# START OF Available records
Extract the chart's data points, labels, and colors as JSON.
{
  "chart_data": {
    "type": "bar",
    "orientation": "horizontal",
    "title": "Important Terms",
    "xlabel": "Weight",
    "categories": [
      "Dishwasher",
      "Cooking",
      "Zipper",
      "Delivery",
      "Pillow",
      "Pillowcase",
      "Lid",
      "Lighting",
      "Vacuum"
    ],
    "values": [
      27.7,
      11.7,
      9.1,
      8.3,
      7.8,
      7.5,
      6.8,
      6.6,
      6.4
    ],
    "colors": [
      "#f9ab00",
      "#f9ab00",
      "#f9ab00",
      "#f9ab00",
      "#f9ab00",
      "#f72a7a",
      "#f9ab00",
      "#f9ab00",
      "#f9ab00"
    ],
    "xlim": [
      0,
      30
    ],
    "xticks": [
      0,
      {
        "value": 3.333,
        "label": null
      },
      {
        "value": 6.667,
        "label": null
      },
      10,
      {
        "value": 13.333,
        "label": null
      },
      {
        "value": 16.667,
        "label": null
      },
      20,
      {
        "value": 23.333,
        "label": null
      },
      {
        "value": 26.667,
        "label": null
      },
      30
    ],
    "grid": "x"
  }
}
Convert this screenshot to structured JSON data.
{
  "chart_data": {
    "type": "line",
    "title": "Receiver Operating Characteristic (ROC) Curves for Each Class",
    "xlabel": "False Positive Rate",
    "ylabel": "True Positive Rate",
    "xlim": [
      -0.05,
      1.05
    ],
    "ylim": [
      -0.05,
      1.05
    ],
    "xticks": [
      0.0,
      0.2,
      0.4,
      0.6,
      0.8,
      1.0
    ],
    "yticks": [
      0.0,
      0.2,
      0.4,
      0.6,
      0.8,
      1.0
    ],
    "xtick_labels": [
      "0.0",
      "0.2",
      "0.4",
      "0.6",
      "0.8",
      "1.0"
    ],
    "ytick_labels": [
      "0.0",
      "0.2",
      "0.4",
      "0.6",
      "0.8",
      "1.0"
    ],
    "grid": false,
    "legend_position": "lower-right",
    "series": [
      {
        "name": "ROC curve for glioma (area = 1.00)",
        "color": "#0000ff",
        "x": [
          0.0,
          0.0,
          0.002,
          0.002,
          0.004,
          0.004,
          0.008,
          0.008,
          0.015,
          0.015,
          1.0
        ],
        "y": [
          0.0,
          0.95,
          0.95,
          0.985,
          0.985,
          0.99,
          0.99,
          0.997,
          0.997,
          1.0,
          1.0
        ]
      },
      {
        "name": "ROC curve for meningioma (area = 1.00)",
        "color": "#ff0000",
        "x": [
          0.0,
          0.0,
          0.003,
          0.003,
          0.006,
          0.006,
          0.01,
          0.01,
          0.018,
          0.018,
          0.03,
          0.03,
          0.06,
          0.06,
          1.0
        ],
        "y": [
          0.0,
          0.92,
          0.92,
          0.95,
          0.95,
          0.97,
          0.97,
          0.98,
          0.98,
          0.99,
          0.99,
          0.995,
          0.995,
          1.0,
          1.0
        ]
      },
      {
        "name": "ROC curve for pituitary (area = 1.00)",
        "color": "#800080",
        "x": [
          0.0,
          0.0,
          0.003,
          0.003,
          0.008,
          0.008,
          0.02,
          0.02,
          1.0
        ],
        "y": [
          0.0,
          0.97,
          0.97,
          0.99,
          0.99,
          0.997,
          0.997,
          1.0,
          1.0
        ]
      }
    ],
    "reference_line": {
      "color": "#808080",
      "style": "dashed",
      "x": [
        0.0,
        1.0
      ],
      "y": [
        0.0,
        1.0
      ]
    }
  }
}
# END OF Available records
-- Goal --
Go back to the listing above and please repeat it exactly.

-- Response below --
Extract the chart's data points, labels, and colors as JSON.
{
  "chart_data": {
    "type": "bar",
    "orientation": "horizontal",
    "title": "Important Terms",
    "xlabel": "Weight",
    "categories": [
      "Dishwasher",
      "Cooking",
      "Zipper",
      "Delivery",
      "Pillow",
      "Pillowcase",
      "Lid",
      "Lighting",
      "Vacuum"
    ],
    "values": [
      27.7,
      11.7,
      9.1,
      8.3,
      7.8,
      7.5,
      6.8,
      6.6,
      6.4
    ],
    "colors": [
      "#f9ab00",
      "#f9ab00",
      "#f9ab00",
      "#f9ab00",
      "#f9ab00",
      "#f72a7a",
      "#f9ab00",
      "#f9ab00",
      "#f9ab00"
    ],
    "xlim": [
      0,
      30
    ],
    "xticks": [
      0,
      {
        "value": 3.333,
        "label": null
      },
      {
        "value": 6.667,
        "label": null
      },
      10,
      {
        "value": 13.333,
        "label": null
      },
      {
        "value": 16.667,
        "label": null
      },
      20,
      {
        "value": 23.333,
        "label": null
      },
      {
        "value": 26.667,
        "label": null
      },
      30
    ],
    "grid": "x"
  }
}
Convert this screenshot to structured JSON data.
{
  "chart_data": {
    "type": "line",
    "title": "Receiver Operating Characteristic (ROC) Curves for Each Class",
    "xlabel": "False Positive Rate",
    "ylabel": "True Positive Rate",
    "xlim": [
      -0.05,
      1.05
    ],
    "ylim": [
      -0.05,
      1.05
    ],
    "xticks": [
      0.0,
      0.2,
      0.4,
      0.6,
      0.8,
      1.0
    ],
    "yticks": [
      0.0,
      0.2,
      0.4,
      0.6,
      0.8,
      1.0
    ],
    "xtick_labels": [
      "0.0",
      "0.2",
      "0.4",
      "0.6",
      "0.8",
      "1.0"
    ],
    "ytick_labels": [
      "0.0",
      "0.2",
      "0.4",
      "0.6",
      "0.8",
      "1.0"
    ],
    "grid": false,
    "legend_position": "lower-right",
    "series": [
      {
        "name": "ROC curve for glioma (area = 1.00)",
        "color": "#0000ff",
        "x": [
          0.0,
          0.0,
          0.002,
          0.002,
          0.004,
          0.004,
          0.008,
          0.008,
          0.015,
          0.015,
          1.0
        ],
        "y": [
          0.0,
          0.95,
          0.95,
          0.985,
          0.985,
          0.99,
          0.99,
          0.997,
          0.997,
          1.0,
          1.0
        ]
      },
      {
        "name": "ROC curve for meningioma (area = 1.00)",
        "color": "#ff0000",
        "x": [
          0.0,
          0.0,
          0.003,
          0.003,
          0.006,
          0.006,
          0.01,
          0.01,
          0.018,
          0.018,
          0.03,
          0.03,
          0.06,
          0.06,
          1.0
        ],
        "y": [
          0.0,
          0.92,
          0.92,
          0.95,
          0.95,
          0.97,
          0.97,
          0.98,
          0.98,
          0.99,
          0.99,
          0.995,
          0.995,
          1.0,
          1.0
        ]
      },
      {
        "name": "ROC curve for pituitary (area = 1.00)",
        "color": "#800080",
        "x": [
          0.0,
          0.0,
          0.003,
          0.003,
          0.008,
          0.008,
          0.02,
          0.02,
          1.0
        ],
        "y": [
          0.0,
          0.97,
          0.97,
          0.99,
          0.99,
          0.997,
          0.997,
          1.0,
          1.0
        ]
      }
    ],
    "reference_line": {
      "color": "#808080",
      "style": "dashed",
      "x": [
        0.0,
        1.0
      ],
      "y": [
        0.0,
        1.0
      ]
    }
  }
}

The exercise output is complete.